(Given records):
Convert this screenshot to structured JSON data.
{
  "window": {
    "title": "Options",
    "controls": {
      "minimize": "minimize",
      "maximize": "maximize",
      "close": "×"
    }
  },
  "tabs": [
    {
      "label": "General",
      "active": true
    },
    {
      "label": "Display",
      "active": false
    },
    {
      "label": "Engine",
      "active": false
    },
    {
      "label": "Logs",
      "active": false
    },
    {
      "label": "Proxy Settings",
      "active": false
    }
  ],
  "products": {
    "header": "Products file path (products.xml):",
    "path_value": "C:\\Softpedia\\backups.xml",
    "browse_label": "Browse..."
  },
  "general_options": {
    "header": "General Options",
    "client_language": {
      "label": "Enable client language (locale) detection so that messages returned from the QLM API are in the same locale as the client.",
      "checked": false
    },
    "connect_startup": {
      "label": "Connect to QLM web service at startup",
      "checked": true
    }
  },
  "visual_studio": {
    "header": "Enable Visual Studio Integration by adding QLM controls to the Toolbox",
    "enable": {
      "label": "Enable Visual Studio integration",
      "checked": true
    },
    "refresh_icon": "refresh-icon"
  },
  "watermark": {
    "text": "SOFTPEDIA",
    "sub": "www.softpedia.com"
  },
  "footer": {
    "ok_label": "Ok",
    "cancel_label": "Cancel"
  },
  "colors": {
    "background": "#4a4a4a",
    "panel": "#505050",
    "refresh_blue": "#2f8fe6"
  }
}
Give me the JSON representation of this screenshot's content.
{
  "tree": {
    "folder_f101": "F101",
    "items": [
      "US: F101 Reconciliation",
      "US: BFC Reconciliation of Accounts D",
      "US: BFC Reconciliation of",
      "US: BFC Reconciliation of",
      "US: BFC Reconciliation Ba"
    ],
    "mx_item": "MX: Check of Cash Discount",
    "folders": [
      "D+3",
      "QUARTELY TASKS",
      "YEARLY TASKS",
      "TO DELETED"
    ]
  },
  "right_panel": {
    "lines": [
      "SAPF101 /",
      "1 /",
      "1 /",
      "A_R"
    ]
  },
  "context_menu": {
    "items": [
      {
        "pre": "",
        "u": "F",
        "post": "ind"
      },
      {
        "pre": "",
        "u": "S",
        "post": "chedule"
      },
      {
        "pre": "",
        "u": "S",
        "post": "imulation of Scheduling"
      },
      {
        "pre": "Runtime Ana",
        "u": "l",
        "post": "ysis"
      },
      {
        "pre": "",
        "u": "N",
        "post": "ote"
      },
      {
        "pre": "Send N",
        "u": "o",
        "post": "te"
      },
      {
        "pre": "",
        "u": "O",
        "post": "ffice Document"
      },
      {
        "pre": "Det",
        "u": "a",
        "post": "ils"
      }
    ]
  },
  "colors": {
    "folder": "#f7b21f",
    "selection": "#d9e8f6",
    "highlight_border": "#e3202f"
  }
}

(Instructions to follow):
Exact output of every entry is required.

(In response):
Convert this screenshot to structured JSON data.
{
  "window": {
    "title": "Options",
    "controls": {
      "minimize": "minimize",
      "maximize": "maximize",
      "close": "×"
    }
  },
  "tabs": [
    {
      "label": "General",
      "active": true
    },
    {
      "label": "Display",
      "active": false
    },
    {
      "label": "Engine",
      "active": false
    },
    {
      "label": "Logs",
      "active": false
    },
    {
      "label": "Proxy Settings",
      "active": false
    }
  ],
  "products": {
    "header": "Products file path (products.xml):",
    "path_value": "C:\\Softpedia\\backups.xml",
    "browse_label": "Browse..."
  },
  "general_options": {
    "header": "General Options",
    "client_language": {
      "label": "Enable client language (locale) detection so that messages returned from the QLM API are in the same locale as the client.",
      "checked": false
    },
    "connect_startup": {
      "label": "Connect to QLM web service at startup",
      "checked": true
    }
  },
  "visual_studio": {
    "header": "Enable Visual Studio Integration by adding QLM controls to the Toolbox",
    "enable": {
      "label": "Enable Visual Studio integration",
      "checked": true
    },
    "refresh_icon": "refresh-icon"
  },
  "watermark": {
    "text": "SOFTPEDIA",
    "sub": "www.softpedia.com"
  },
  "footer": {
    "ok_label": "Ok",
    "cancel_label": "Cancel"
  },
  "colors": {
    "background": "#4a4a4a",
    "panel": "#505050",
    "refresh_blue": "#2f8fe6"
  }
}
Give me the JSON representation of this screenshot's content.
{
  "tree": {
    "folder_f101": "F101",
    "items": [
      "US: F101 Reconciliation",
      "US: BFC Reconciliation of Accounts D",
      "US: BFC Reconciliation of",
      "US: BFC Reconciliation of",
      "US: BFC Reconciliation Ba"
    ],
    "mx_item": "MX: Check of Cash Discount",
    "folders": [
      "D+3",
      "QUARTELY TASKS",
      "YEARLY TASKS",
      "TO DELETED"
    ]
  },
  "right_panel": {
    "lines": [
      "SAPF101 /",
      "1 /",
      "1 /",
      "A_R"
    ]
  },
  "context_menu": {
    "items": [
      {
        "pre": "",
        "u": "F",
        "post": "ind"
      },
      {
        "pre": "",
        "u": "S",
        "post": "chedule"
      },
      {
        "pre": "",
        "u": "S",
        "post": "imulation of Scheduling"
      },
      {
        "pre": "Runtime Ana",
        "u": "l",
        "post": "ysis"
      },
      {
        "pre": "",
        "u": "N",
        "post": "ote"
      },
      {
        "pre": "Send N",
        "u": "o",
        "post": "te"
      },
      {
        "pre": "",
        "u": "O",
        "post": "ffice Document"
      },
      {
        "pre": "Det",
        "u": "a",
        "post": "ils"
      }
    ]
  },
  "colors": {
    "folder": "#f7b21f",
    "selection": "#d9e8f6",
    "highlight_border": "#e3202f"
  }
}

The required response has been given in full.